======== Supplied entries

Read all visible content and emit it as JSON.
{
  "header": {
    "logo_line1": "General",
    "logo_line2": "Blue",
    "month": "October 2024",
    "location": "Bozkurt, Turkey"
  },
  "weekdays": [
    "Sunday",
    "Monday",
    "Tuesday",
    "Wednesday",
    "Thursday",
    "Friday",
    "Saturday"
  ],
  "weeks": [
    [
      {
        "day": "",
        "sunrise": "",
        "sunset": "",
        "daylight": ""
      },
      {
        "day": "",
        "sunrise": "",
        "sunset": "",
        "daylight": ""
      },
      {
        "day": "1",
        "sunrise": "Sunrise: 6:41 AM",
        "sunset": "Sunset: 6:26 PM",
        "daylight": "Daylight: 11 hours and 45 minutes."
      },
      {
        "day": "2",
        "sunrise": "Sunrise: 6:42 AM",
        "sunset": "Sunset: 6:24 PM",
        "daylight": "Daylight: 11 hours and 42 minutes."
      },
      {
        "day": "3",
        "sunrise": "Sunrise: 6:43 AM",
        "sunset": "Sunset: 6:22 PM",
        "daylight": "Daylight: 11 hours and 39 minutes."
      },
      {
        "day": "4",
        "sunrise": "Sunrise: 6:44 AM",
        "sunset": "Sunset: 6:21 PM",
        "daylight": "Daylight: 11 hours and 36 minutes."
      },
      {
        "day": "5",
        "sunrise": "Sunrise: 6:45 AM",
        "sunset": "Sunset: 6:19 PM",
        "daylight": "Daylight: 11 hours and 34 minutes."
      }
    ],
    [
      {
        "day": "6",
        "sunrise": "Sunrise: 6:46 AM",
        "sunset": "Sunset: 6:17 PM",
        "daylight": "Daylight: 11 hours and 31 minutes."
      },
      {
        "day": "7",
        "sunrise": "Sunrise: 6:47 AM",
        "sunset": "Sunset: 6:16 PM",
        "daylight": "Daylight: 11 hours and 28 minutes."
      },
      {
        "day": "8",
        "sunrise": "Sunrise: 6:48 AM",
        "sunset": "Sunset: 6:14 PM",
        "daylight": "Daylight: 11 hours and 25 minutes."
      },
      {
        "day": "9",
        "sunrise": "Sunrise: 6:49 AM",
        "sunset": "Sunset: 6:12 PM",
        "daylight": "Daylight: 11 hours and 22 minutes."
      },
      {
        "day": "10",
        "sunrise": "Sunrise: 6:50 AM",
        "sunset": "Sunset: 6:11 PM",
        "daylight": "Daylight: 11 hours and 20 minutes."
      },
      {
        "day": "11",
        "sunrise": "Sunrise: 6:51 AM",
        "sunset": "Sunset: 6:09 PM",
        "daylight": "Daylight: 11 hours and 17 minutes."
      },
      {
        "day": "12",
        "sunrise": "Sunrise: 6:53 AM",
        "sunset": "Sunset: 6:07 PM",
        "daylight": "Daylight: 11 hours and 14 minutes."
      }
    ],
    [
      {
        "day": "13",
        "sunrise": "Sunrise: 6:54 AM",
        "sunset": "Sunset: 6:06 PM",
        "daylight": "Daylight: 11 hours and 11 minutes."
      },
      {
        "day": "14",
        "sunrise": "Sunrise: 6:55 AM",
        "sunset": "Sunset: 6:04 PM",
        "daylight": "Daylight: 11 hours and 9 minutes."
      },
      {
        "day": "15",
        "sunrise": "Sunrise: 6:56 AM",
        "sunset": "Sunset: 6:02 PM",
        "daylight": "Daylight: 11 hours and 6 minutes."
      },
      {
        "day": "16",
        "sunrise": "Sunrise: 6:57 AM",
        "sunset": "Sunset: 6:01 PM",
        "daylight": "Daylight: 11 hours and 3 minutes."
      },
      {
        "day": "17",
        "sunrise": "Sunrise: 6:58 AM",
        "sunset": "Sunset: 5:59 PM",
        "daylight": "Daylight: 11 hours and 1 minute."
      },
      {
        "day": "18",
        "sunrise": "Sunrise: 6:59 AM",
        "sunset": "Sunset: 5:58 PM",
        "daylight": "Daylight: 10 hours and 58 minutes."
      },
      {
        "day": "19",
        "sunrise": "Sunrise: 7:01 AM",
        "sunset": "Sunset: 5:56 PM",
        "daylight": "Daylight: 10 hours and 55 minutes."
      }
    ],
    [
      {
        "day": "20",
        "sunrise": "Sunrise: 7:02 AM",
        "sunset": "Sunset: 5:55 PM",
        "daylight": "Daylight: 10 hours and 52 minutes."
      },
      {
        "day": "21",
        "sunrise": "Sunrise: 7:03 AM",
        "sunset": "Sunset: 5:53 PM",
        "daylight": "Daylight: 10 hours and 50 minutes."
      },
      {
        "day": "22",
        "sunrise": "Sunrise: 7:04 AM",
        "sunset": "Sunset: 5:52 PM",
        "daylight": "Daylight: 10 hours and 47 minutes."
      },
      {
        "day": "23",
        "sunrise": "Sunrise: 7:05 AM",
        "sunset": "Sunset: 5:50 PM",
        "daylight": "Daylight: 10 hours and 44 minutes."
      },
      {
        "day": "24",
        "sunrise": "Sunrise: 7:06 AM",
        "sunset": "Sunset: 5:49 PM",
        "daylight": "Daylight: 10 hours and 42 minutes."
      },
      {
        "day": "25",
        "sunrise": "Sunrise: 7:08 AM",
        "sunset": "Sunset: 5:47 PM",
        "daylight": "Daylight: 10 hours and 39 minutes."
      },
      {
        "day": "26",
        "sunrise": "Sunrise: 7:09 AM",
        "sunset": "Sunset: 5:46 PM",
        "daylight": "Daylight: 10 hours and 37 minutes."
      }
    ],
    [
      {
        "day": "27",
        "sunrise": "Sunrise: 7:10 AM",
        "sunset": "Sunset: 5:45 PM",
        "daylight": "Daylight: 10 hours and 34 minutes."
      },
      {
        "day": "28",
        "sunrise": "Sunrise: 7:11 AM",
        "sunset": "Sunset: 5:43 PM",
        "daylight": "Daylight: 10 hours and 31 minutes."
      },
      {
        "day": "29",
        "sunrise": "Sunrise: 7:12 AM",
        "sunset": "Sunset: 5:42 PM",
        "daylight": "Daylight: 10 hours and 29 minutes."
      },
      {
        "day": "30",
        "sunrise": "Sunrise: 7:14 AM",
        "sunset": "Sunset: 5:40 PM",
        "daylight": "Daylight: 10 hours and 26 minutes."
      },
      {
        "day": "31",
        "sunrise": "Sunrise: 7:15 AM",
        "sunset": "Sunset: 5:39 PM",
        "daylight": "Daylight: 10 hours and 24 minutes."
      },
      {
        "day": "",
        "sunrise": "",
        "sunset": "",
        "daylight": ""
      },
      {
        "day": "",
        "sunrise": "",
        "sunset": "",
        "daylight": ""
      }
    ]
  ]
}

================

Stated task: Copy the data above exactly. Every line must be included.

Final answer:
Read all visible content and emit it as JSON.
{
  "header": {
    "logo_line1": "General",
    "logo_line2": "Blue",
    "month": "October 2024",
    "location": "Bozkurt, Turkey"
  },
  "weekdays": [
    "Sunday",
    "Monday",
    "Tuesday",
    "Wednesday",
    "Thursday",
    "Friday",
    "Saturday"
  ],
  "weeks": [
    [
      {
        "day": "",
        "sunrise": "",
        "sunset": "",
        "daylight": ""
      },
      {
        "day": "",
        "sunrise": "",
        "sunset": "",
        "daylight": ""
      },
      {
        "day": "1",
        "sunrise": "Sunrise: 6:41 AM",
        "sunset": "Sunset: 6:26 PM",
        "daylight": "Daylight: 11 hours and 45 minutes."
      },
      {
        "day": "2",
        "sunrise": "Sunrise: 6:42 AM",
        "sunset": "Sunset: 6:24 PM",
        "daylight": "Daylight: 11 hours and 42 minutes."
      },
      {
        "day": "3",
        "sunrise": "Sunrise: 6:43 AM",
        "sunset": "Sunset: 6:22 PM",
        "daylight": "Daylight: 11 hours and 39 minutes."
      },
      {
        "day": "4",
        "sunrise": "Sunrise: 6:44 AM",
        "sunset": "Sunset: 6:21 PM",
        "daylight": "Daylight: 11 hours and 36 minutes."
      },
      {
        "day": "5",
        "sunrise": "Sunrise: 6:45 AM",
        "sunset": "Sunset: 6:19 PM",
        "daylight": "Daylight: 11 hours and 34 minutes."
      }
    ],
    [
      {
        "day": "6",
        "sunrise": "Sunrise: 6:46 AM",
        "sunset": "Sunset: 6:17 PM",
        "daylight": "Daylight: 11 hours and 31 minutes."
      },
      {
        "day": "7",
        "sunrise": "Sunrise: 6:47 AM",
        "sunset": "Sunset: 6:16 PM",
        "daylight": "Daylight: 11 hours and 28 minutes."
      },
      {
        "day": "8",
        "sunrise": "Sunrise: 6:48 AM",
        "sunset": "Sunset: 6:14 PM",
        "daylight": "Daylight: 11 hours and 25 minutes."
      },
      {
        "day": "9",
        "sunrise": "Sunrise: 6:49 AM",
        "sunset": "Sunset: 6:12 PM",
        "daylight": "Daylight: 11 hours and 22 minutes."
      },
      {
        "day": "10",
        "sunrise": "Sunrise: 6:50 AM",
        "sunset": "Sunset: 6:11 PM",
        "daylight": "Daylight: 11 hours and 20 minutes."
      },
      {
        "day": "11",
        "sunrise": "Sunrise: 6:51 AM",
        "sunset": "Sunset: 6:09 PM",
        "daylight": "Daylight: 11 hours and 17 minutes."
      },
      {
        "day": "12",
        "sunrise": "Sunrise: 6:53 AM",
        "sunset": "Sunset: 6:07 PM",
        "daylight": "Daylight: 11 hours and 14 minutes."
      }
    ],
    [
      {
        "day": "13",
        "sunrise": "Sunrise: 6:54 AM",
        "sunset": "Sunset: 6:06 PM",
        "daylight": "Daylight: 11 hours and 11 minutes."
      },
      {
        "day": "14",
        "sunrise": "Sunrise: 6:55 AM",
        "sunset": "Sunset: 6:04 PM",
        "daylight": "Daylight: 11 hours and 9 minutes."
      },
      {
        "day": "15",
        "sunrise": "Sunrise: 6:56 AM",
        "sunset": "Sunset: 6:02 PM",
        "daylight": "Daylight: 11 hours and 6 minutes."
      },
      {
        "day": "16",
        "sunrise": "Sunrise: 6:57 AM",
        "sunset": "Sunset: 6:01 PM",
        "daylight": "Daylight: 11 hours and 3 minutes."
      },
      {
        "day": "17",
        "sunrise": "Sunrise: 6:58 AM",
        "sunset": "Sunset: 5:59 PM",
        "daylight": "Daylight: 11 hours and 1 minute."
      },
      {
        "day": "18",
        "sunrise": "Sunrise: 6:59 AM",
        "sunset": "Sunset: 5:58 PM",
        "daylight": "Daylight: 10 hours and 58 minutes."
      },
      {
        "day": "19",
        "sunrise": "Sunrise: 7:01 AM",
        "sunset": "Sunset: 5:56 PM",
        "daylight": "Daylight: 10 hours and 55 minutes."
      }
    ],
    [
      {
        "day": "20",
        "sunrise": "Sunrise: 7:02 AM",
        "sunset": "Sunset: 5:55 PM",
        "daylight": "Daylight: 10 hours and 52 minutes."
      },
      {
        "day": "21",
        "sunrise": "Sunrise: 7:03 AM",
        "sunset": "Sunset: 5:53 PM",
        "daylight": "Daylight: 10 hours and 50 minutes."
      },
      {
        "day": "22",
        "sunrise": "Sunrise: 7:04 AM",
        "sunset": "Sunset: 5:52 PM",
        "daylight": "Daylight: 10 hours and 47 minutes."
      },
      {
        "day": "23",
        "sunrise": "Sunrise: 7:05 AM",
        "sunset": "Sunset: 5:50 PM",
        "daylight": "Daylight: 10 hours and 44 minutes."
      },
      {
        "day": "24",
        "sunrise": "Sunrise: 7:06 AM",
        "sunset": "Sunset: 5:49 PM",
        "daylight": "Daylight: 10 hours and 42 minutes."
      },
      {
        "day": "25",
        "sunrise": "Sunrise: 7:08 AM",
        "sunset": "Sunset: 5:47 PM",
        "daylight": "Daylight: 10 hours and 39 minutes."
      },
      {
        "day": "26",
        "sunrise": "Sunrise: 7:09 AM",
        "sunset": "Sunset: 5:46 PM",
        "daylight": "Daylight: 10 hours and 37 minutes."
      }
    ],
    [
      {
        "day": "27",
        "sunrise": "Sunrise: 7:10 AM",
        "sunset": "Sunset: 5:45 PM",
        "daylight": "Daylight: 10 hours and 34 minutes."
      },
      {
        "day": "28",
        "sunrise": "Sunrise: 7:11 AM",
        "sunset": "Sunset: 5:43 PM",
        "daylight": "Daylight: 10 hours and 31 minutes."
      },
      {
        "day": "29",
        "sunrise": "Sunrise: 7:12 AM",
        "sunset": "Sunset: 5:42 PM",
        "daylight": "Daylight: 10 hours and 29 minutes."
      },
      {
        "day": "30",
        "sunrise": "Sunrise: 7:14 AM",
        "sunset": "Sunset: 5:40 PM",
        "daylight": "Daylight: 10 hours and 26 minutes."
      },
      {
        "day": "31",
        "sunrise": "Sunrise: 7:15 AM",
        "sunset": "Sunset: 5:39 PM",
        "daylight": "Daylight: 10 hours and 24 minutes."
      },
      {
        "day": "",
        "sunrise": "",
        "sunset": "",
        "daylight": ""
      },
      {
        "day": "",
        "sunrise": "",
        "sunset": "",
        "daylight": ""
      }
    ]
  ]
}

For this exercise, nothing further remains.